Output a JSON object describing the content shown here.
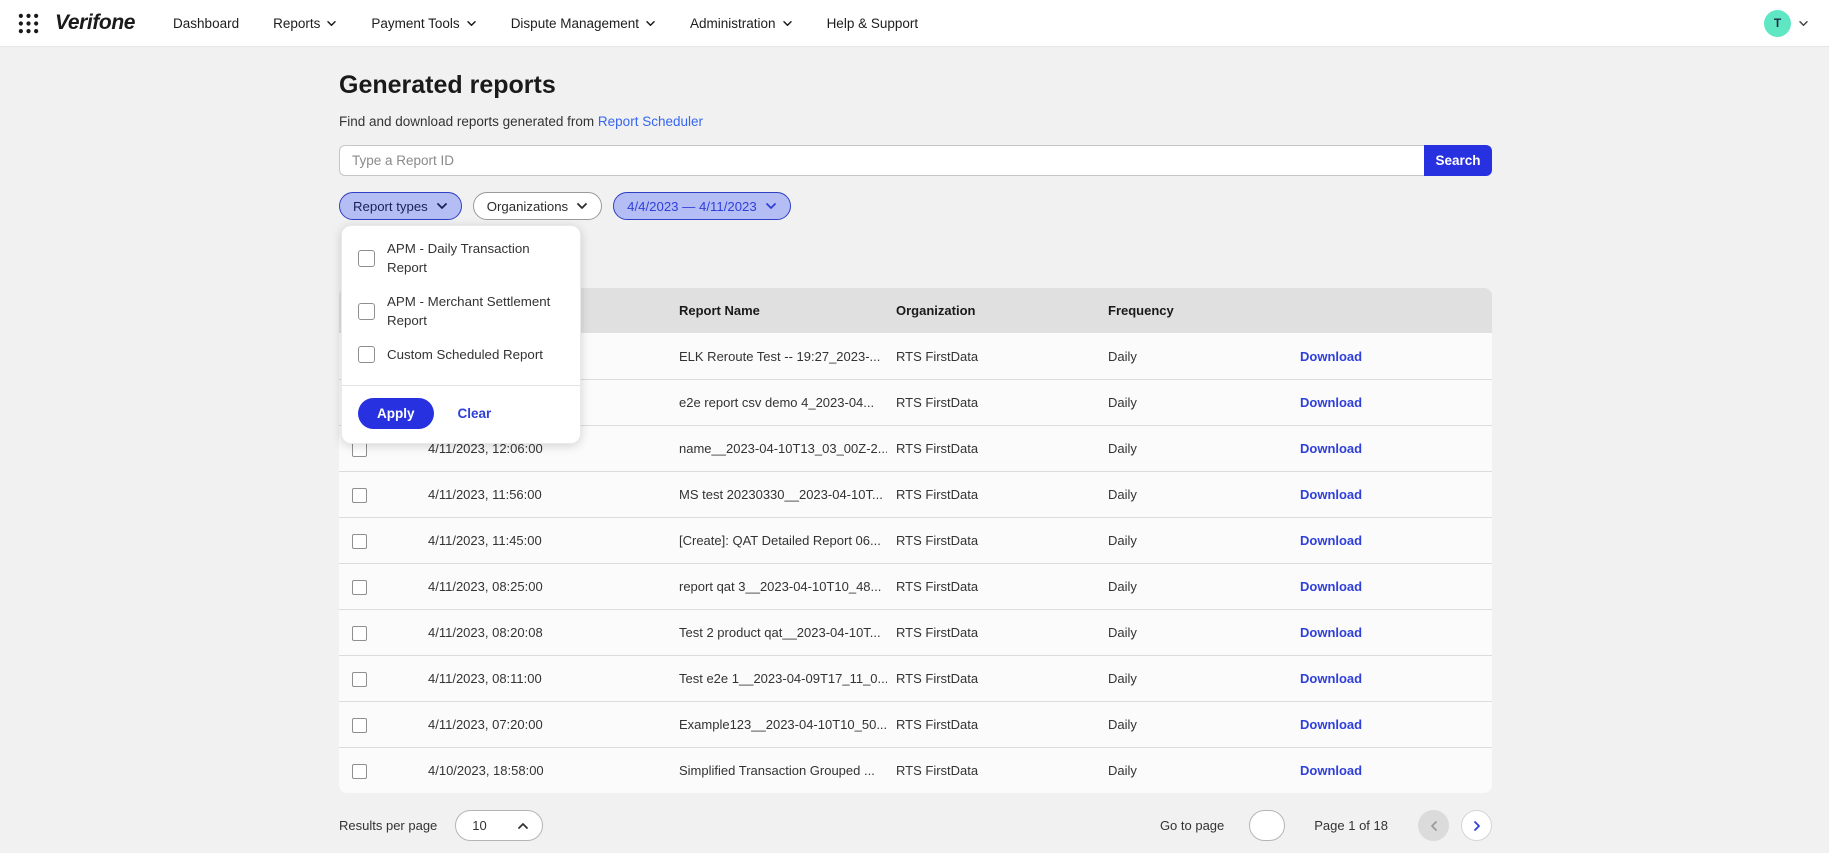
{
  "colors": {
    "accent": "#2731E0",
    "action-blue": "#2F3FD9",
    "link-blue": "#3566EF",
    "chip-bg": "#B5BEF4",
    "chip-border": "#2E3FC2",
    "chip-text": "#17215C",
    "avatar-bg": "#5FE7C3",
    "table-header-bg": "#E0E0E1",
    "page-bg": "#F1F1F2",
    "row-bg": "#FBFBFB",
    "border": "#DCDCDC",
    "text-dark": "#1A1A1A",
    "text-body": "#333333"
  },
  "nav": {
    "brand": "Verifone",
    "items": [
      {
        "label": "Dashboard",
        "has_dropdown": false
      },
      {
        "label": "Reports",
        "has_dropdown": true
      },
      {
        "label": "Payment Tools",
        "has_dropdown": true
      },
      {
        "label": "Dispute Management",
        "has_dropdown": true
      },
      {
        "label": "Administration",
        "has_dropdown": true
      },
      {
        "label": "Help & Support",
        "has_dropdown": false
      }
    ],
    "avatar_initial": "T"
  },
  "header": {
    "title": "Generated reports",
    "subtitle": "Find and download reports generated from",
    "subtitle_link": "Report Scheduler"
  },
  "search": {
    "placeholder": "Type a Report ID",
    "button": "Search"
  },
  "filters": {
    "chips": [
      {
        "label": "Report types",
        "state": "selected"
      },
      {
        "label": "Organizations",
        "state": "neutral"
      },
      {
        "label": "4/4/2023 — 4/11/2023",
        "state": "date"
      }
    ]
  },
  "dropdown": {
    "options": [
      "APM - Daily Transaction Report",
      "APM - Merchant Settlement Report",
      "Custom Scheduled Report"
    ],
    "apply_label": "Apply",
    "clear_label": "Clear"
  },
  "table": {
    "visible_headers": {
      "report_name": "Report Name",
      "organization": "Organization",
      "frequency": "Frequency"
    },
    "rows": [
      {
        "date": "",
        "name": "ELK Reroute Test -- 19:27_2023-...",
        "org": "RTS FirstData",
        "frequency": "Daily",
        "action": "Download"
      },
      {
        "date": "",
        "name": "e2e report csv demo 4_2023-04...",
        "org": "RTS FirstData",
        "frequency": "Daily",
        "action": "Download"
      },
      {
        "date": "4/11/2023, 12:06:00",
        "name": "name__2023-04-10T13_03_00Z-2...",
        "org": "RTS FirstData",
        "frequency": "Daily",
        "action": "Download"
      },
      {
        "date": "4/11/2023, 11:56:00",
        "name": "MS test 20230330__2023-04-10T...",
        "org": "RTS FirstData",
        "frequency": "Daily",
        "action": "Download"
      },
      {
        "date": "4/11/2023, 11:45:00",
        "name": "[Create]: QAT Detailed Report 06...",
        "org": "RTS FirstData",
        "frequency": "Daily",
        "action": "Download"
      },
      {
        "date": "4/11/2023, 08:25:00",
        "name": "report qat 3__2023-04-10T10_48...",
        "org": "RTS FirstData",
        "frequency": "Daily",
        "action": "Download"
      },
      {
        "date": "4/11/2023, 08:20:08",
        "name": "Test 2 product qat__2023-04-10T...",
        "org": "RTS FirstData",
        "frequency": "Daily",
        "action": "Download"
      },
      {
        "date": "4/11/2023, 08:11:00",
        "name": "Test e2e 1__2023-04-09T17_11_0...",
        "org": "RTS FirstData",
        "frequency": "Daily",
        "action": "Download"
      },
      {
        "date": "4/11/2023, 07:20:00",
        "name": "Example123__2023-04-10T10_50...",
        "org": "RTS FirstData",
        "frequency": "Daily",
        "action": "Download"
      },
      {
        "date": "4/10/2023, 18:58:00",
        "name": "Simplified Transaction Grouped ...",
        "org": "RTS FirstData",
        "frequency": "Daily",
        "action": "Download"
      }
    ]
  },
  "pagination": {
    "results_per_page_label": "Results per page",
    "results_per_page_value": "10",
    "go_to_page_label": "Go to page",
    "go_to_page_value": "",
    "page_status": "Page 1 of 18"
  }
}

· · · · ·

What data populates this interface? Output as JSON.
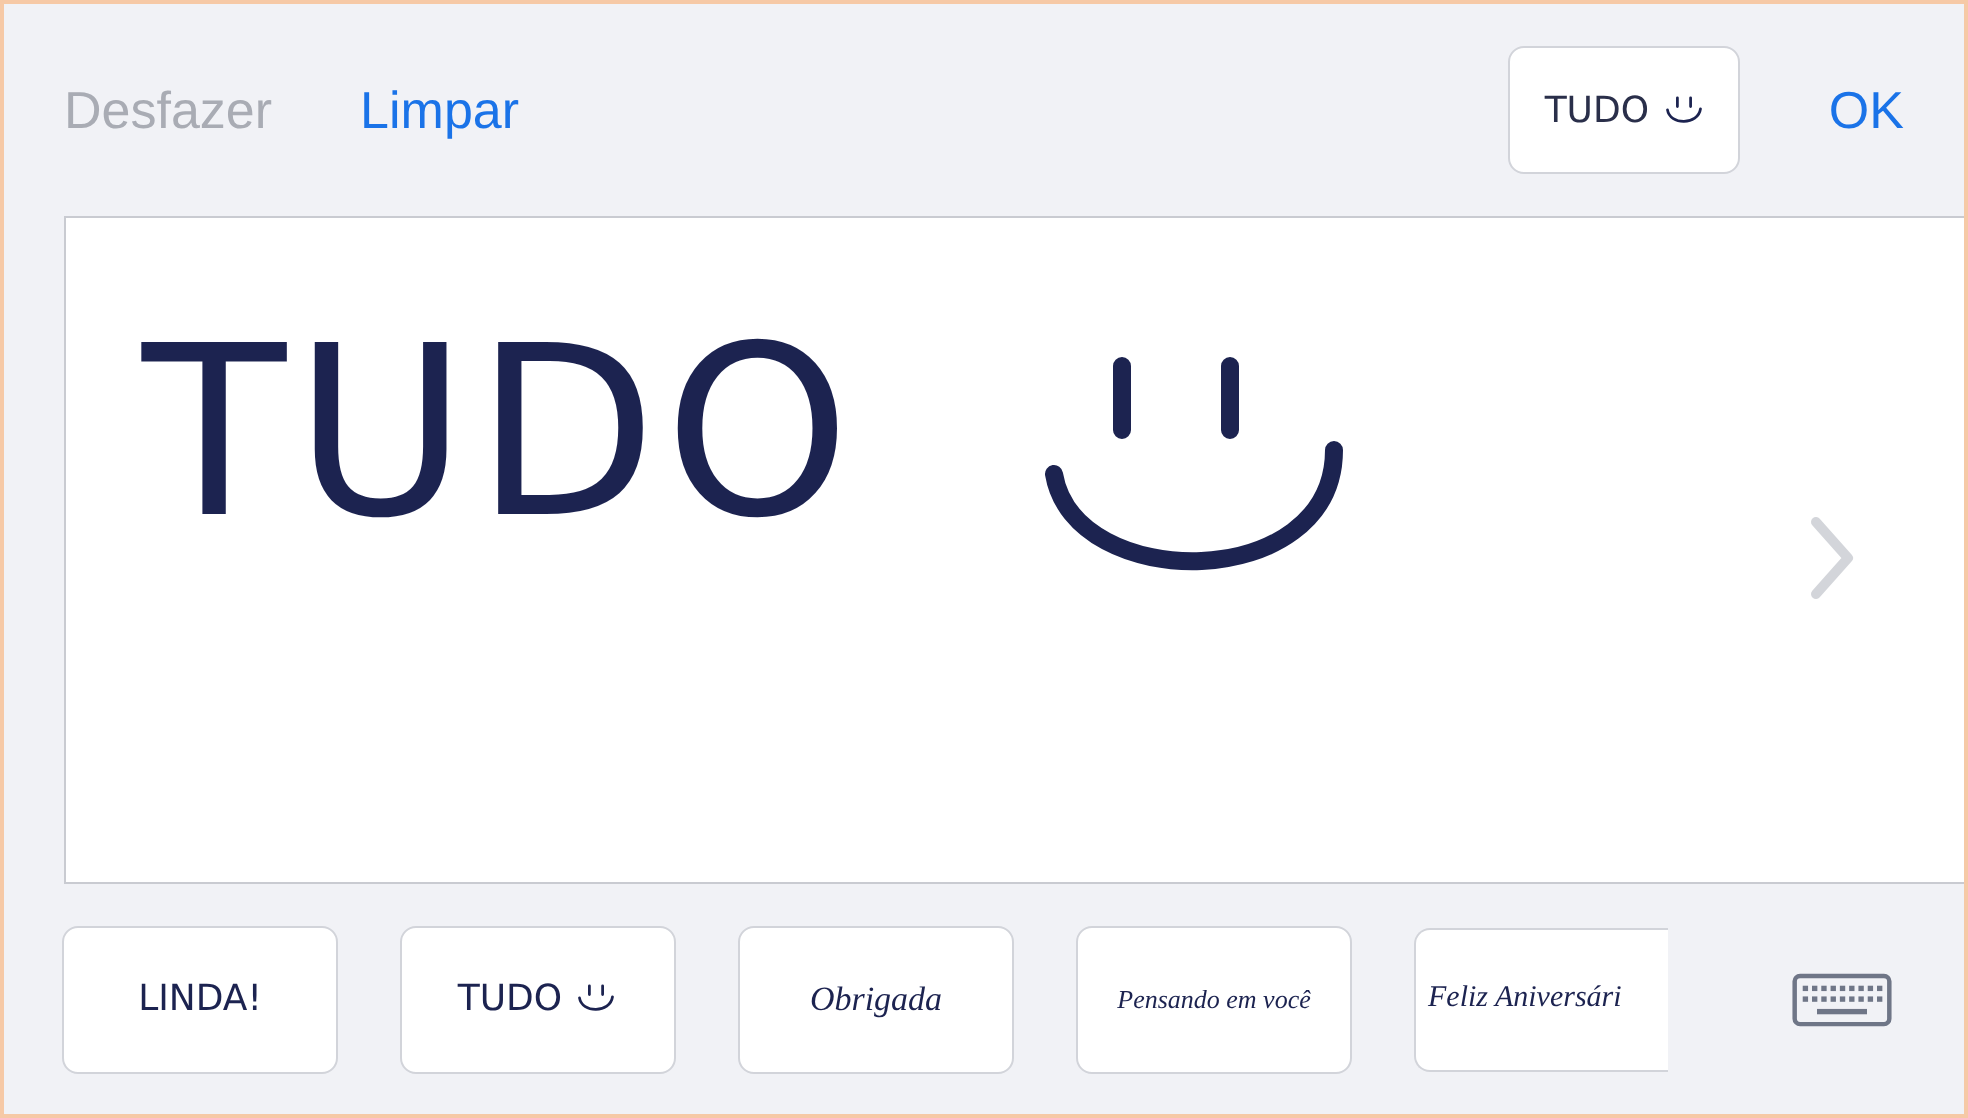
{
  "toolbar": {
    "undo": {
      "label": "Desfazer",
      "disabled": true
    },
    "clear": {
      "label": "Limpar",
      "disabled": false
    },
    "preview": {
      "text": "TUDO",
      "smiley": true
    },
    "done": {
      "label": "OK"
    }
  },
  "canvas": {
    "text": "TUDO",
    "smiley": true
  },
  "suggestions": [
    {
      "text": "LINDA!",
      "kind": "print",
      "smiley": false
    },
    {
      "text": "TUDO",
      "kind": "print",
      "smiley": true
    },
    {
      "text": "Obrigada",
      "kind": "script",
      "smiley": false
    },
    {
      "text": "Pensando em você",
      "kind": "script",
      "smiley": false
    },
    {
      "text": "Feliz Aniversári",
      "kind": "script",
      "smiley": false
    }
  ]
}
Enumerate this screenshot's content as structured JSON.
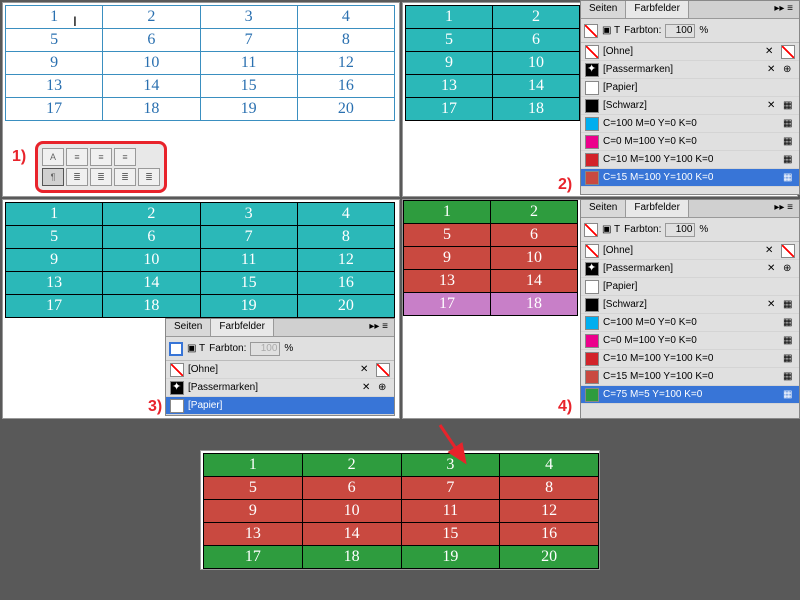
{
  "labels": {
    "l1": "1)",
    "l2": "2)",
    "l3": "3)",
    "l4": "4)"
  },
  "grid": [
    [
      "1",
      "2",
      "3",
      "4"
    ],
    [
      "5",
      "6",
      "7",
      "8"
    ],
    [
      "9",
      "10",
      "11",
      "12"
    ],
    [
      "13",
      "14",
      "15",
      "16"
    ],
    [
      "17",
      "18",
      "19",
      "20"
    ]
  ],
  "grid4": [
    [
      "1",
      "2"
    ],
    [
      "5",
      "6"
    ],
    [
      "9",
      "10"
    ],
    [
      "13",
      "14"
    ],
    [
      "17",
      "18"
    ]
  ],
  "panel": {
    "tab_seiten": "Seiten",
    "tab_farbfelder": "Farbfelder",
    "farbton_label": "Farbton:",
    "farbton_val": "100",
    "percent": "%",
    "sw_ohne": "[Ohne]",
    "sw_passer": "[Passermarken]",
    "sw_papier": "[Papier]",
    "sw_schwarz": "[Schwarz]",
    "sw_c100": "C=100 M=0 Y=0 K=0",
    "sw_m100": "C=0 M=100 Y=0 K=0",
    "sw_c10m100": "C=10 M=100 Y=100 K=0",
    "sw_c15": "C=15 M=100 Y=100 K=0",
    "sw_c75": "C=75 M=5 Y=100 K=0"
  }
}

· · · · ·

_DO THIS:_ Pull out each line containing the word "JSON" and copy it.

_EXERCISE SOLUTION:_
Output a JSON object describing the content shown here.
What data populates this interface? Output as JSON.
Enumerate this screenshot's content as structured JSON.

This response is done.